Reproduce each line exactly. Skip none.

Items from a data source:
· · ·
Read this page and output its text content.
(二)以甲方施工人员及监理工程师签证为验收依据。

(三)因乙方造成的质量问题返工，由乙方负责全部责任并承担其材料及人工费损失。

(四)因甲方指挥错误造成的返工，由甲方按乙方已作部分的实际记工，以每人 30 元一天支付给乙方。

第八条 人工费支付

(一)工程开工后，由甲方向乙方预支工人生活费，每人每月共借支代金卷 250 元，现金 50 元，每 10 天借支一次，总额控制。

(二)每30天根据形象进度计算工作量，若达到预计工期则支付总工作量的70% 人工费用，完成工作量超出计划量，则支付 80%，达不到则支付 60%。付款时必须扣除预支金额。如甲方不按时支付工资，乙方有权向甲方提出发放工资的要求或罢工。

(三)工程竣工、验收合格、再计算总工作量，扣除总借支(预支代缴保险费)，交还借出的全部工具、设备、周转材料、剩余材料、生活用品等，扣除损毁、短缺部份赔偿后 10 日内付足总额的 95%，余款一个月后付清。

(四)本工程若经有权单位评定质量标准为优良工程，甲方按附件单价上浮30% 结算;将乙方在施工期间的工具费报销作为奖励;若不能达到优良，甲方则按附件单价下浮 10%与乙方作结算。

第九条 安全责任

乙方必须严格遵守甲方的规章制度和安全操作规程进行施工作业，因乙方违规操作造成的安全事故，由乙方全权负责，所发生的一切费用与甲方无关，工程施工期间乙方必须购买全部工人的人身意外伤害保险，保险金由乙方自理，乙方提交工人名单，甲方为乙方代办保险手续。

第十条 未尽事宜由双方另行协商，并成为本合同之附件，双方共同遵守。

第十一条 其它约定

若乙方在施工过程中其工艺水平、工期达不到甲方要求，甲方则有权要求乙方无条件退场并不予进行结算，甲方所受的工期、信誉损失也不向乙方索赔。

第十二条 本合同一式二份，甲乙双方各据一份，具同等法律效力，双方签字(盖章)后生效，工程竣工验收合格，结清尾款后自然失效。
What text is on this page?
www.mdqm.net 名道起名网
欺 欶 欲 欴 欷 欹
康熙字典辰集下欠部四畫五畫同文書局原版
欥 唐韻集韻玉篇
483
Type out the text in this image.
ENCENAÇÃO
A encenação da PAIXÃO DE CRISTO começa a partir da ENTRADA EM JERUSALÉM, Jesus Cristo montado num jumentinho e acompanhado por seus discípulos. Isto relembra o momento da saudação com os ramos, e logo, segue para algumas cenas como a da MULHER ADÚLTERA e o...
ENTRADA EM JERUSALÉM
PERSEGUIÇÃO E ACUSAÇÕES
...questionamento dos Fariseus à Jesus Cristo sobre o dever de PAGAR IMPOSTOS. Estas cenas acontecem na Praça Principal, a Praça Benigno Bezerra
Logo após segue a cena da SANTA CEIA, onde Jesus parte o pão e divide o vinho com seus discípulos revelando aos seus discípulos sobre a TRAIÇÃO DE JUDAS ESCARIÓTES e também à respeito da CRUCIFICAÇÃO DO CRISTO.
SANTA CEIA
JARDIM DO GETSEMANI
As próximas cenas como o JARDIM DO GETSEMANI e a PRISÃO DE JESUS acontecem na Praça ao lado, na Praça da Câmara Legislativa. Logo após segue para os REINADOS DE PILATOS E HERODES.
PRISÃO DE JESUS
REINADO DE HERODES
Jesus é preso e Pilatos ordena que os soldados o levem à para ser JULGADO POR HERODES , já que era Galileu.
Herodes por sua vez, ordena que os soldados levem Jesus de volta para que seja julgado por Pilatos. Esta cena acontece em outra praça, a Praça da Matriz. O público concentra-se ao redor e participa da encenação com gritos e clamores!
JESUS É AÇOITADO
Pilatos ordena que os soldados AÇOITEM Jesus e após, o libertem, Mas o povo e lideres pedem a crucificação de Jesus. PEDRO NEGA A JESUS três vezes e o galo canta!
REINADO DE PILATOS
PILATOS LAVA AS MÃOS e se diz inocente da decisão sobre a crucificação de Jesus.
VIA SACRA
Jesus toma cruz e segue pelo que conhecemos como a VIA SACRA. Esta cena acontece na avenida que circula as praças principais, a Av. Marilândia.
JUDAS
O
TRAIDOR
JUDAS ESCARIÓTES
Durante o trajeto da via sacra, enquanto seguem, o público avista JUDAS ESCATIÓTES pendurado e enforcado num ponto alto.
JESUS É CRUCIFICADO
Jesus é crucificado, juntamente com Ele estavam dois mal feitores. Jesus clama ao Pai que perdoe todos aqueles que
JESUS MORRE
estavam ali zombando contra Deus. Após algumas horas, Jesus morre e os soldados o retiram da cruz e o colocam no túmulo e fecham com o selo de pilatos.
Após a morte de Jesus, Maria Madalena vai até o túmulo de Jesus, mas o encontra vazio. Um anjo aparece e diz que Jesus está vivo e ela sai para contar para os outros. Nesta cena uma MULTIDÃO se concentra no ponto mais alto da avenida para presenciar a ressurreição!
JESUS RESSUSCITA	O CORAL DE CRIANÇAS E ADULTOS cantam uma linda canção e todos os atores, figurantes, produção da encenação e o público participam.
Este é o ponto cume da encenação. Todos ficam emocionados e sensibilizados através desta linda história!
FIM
· · ·
Solution to this problem:
Read this page and output its text content.
(二)以甲方施工人员及监理工程师签证为验收依据。

(三)因乙方造成的质量问题返工，由乙方负责全部责任并承担其材料及人工费损失。

(四)因甲方指挥错误造成的返工，由甲方按乙方已作部分的实际记工，以每人 30 元一天支付给乙方。

第八条 人工费支付

(一)工程开工后，由甲方向乙方预支工人生活费，每人每月共借支代金卷 250 元，现金 50 元，每 10 天借支一次，总额控制。

(二)每30天根据形象进度计算工作量，若达到预计工期则支付总工作量的70% 人工费用，完成工作量超出计划量，则支付 80%，达不到则支付 60%。付款时必须扣除预支金额。如甲方不按时支付工资，乙方有权向甲方提出发放工资的要求或罢工。

(三)工程竣工、验收合格、再计算总工作量，扣除总借支(预支代缴保险费)，交还借出的全部工具、设备、周转材料、剩余材料、生活用品等，扣除损毁、短缺部份赔偿后 10 日内付足总额的 95%，余款一个月后付清。

(四)本工程若经有权单位评定质量标准为优良工程，甲方按附件单价上浮30% 结算;将乙方在施工期间的工具费报销作为奖励;若不能达到优良，甲方则按附件单价下浮 10%与乙方作结算。

第九条 安全责任

乙方必须严格遵守甲方的规章制度和安全操作规程进行施工作业，因乙方违规操作造成的安全事故，由乙方全权负责，所发生的一切费用与甲方无关，工程施工期间乙方必须购买全部工人的人身意外伤害保险，保险金由乙方自理，乙方提交工人名单，甲方为乙方代办保险手续。

第十条 未尽事宜由双方另行协商，并成为本合同之附件，双方共同遵守。

第十一条 其它约定

若乙方在施工过程中其工艺水平、工期达不到甲方要求，甲方则有权要求乙方无条件退场并不予进行结算，甲方所受的工期、信誉损失也不向乙方索赔。

第十二条 本合同一式二份，甲乙双方各据一份，具同等法律效力，双方签字(盖章)后生效，工程竣工验收合格，结清尾款后自然失效。
What text is on this page?
www.mdqm.net 名道起名网
欺 欶 欲 欴 欷 欹
康熙字典辰集下欠部四畫五畫同文書局原版
欥 唐韻集韻玉篇
483
Type out the text in this image.
ENCENAÇÃO
A encenação da PAIXÃO DE CRISTO começa a partir da ENTRADA EM JERUSALÉM, Jesus Cristo montado num jumentinho e acompanhado por seus discípulos. Isto relembra o momento da saudação com os ramos, e logo, segue para algumas cenas como a da MULHER ADÚLTERA e o...
ENTRADA EM JERUSALÉM
PERSEGUIÇÃO E ACUSAÇÕES
...questionamento dos Fariseus à Jesus Cristo sobre o dever de PAGAR IMPOSTOS. Estas cenas acontecem na Praça Principal, a Praça Benigno Bezerra
Logo após segue a cena da SANTA CEIA, onde Jesus parte o pão e divide o vinho com seus discípulos revelando aos seus discípulos sobre a TRAIÇÃO DE JUDAS ESCARIÓTES e também à respeito da CRUCIFICAÇÃO DO CRISTO.
SANTA CEIA
JARDIM DO GETSEMANI
As próximas cenas como o JARDIM DO GETSEMANI e a PRISÃO DE JESUS acontecem na Praça ao lado, na Praça da Câmara Legislativa. Logo após segue para os REINADOS DE PILATOS E HERODES.
PRISÃO DE JESUS
REINADO DE HERODES
Jesus é preso e Pilatos ordena que os soldados o levem à para ser JULGADO POR HERODES , já que era Galileu.
Herodes por sua vez, ordena que os soldados levem Jesus de volta para que seja julgado por Pilatos. Esta cena acontece em outra praça, a Praça da Matriz. O público concentra-se ao redor e participa da encenação com gritos e clamores!
JESUS É AÇOITADO
Pilatos ordena que os soldados AÇOITEM Jesus e após, o libertem, Mas o povo e lideres pedem a crucificação de Jesus. PEDRO NEGA A JESUS três vezes e o galo canta!
REINADO DE PILATOS
PILATOS LAVA AS MÃOS e se diz inocente da decisão sobre a crucificação de Jesus.
VIA SACRA
Jesus toma cruz e segue pelo que conhecemos como a VIA SACRA. Esta cena acontece na avenida que circula as praças principais, a Av. Marilândia.
JUDAS
O
TRAIDOR
JUDAS ESCARIÓTES
Durante o trajeto da via sacra, enquanto seguem, o público avista JUDAS ESCATIÓTES pendurado e enforcado num ponto alto.
JESUS É CRUCIFICADO
Jesus é crucificado, juntamente com Ele estavam dois mal feitores. Jesus clama ao Pai que perdoe todos aqueles que
JESUS MORRE
estavam ali zombando contra Deus. Após algumas horas, Jesus morre e os soldados o retiram da cruz e o colocam no túmulo e fecham com o selo de pilatos.
Após a morte de Jesus, Maria Madalena vai até o túmulo de Jesus, mas o encontra vazio. Um anjo aparece e diz que Jesus está vivo e ela sai para contar para os outros. Nesta cena uma MULTIDÃO se concentra no ponto mais alto da avenida para presenciar a ressurreição!
JESUS RESSUSCITA	O CORAL DE CRIANÇAS E ADULTOS cantam uma linda canção e todos os atores, figurantes, produção da encenação e o público participam.
Este é o ponto cume da encenação. Todos ficam emocionados e sensibilizados através desta linda história!
FIM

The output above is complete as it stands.